__RECORDS FOR THE TASK__.
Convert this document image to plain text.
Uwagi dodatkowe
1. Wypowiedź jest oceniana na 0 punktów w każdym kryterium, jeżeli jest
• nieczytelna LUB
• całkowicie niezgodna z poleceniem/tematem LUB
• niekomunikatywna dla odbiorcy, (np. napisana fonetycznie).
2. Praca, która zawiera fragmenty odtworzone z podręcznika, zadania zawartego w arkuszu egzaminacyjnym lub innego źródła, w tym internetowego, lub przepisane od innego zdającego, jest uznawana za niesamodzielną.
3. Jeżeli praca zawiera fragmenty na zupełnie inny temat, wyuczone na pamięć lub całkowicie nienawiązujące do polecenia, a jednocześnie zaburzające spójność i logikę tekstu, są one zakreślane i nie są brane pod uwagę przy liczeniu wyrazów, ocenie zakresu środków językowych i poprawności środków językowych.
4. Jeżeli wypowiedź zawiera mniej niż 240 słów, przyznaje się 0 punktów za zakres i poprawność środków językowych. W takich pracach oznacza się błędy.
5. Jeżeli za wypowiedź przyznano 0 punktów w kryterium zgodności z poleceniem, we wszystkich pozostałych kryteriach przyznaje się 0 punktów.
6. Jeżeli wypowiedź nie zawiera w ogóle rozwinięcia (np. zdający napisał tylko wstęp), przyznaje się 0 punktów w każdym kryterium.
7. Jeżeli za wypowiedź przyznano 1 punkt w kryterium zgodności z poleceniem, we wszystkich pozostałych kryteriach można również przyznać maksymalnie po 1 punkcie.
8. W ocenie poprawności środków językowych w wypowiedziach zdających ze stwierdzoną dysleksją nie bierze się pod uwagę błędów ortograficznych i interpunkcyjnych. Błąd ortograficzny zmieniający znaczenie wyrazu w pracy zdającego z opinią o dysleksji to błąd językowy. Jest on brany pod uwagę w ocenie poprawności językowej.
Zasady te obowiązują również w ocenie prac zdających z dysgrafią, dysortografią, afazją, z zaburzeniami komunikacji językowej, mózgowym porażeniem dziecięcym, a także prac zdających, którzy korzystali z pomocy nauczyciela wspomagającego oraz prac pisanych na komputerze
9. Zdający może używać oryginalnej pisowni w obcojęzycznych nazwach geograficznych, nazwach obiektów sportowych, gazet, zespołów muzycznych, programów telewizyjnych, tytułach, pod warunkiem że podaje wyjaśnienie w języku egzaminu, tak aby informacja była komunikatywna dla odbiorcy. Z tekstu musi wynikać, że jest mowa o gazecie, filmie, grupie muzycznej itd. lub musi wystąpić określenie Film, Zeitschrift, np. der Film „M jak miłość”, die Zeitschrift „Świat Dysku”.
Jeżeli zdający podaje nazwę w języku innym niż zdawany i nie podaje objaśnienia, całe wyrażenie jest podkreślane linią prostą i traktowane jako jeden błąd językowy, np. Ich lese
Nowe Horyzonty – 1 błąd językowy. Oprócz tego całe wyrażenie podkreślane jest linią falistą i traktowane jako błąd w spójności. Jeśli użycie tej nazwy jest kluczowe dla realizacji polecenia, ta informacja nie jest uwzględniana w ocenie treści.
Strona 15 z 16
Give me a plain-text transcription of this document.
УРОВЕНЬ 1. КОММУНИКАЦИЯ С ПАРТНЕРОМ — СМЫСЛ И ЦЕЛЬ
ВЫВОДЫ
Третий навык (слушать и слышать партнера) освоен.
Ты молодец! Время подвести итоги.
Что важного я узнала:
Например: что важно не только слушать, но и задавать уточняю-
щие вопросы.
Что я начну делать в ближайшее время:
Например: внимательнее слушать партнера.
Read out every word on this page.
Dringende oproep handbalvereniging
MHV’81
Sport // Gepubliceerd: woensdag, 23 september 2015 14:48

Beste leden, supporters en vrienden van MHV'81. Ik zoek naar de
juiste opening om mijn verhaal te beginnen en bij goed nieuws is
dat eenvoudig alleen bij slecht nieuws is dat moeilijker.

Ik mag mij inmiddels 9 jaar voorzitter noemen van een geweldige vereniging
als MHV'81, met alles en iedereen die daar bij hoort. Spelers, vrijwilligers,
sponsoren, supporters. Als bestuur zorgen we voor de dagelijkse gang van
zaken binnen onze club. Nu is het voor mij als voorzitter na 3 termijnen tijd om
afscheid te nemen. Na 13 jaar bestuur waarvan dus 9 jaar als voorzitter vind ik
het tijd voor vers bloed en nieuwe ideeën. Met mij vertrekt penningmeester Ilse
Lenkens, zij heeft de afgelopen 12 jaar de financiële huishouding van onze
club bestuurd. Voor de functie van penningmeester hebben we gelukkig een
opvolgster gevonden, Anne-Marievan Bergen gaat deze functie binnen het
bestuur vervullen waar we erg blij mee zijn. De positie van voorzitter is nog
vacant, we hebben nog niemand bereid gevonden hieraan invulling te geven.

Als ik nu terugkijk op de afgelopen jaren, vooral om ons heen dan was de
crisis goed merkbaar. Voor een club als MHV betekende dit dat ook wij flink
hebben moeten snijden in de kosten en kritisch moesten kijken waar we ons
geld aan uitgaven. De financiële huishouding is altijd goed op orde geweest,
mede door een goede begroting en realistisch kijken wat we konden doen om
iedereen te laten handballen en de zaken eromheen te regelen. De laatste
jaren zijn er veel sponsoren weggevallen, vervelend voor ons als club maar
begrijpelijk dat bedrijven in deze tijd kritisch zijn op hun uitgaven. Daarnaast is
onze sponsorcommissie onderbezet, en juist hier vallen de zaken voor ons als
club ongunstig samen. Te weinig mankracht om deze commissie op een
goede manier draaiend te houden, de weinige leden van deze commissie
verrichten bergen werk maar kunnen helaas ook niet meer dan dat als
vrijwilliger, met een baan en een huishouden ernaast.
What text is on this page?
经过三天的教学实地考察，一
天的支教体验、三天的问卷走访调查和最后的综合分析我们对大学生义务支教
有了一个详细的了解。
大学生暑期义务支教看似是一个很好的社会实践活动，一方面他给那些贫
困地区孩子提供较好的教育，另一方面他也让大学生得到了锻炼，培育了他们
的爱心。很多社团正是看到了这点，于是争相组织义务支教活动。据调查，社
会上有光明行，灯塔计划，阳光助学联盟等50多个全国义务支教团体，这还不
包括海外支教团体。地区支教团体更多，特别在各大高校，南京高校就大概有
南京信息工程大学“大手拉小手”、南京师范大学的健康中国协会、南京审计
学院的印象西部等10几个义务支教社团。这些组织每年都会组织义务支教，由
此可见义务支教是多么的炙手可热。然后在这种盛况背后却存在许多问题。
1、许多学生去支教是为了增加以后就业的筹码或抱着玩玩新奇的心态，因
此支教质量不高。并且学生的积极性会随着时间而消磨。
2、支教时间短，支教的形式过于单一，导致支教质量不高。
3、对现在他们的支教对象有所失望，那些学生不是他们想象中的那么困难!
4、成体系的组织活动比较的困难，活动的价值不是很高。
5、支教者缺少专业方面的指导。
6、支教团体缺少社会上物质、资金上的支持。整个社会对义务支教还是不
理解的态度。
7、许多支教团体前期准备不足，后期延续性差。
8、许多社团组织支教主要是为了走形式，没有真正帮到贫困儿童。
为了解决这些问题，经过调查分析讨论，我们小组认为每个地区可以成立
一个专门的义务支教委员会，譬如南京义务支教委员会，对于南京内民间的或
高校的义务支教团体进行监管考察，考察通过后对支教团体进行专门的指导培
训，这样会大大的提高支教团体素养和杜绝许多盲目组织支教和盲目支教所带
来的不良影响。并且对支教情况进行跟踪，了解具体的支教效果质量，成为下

__WHAT TO WORK ON__.
Count how many lines of the listing above include "całe" and report that number alone.

__CORRECT RESULT__.
2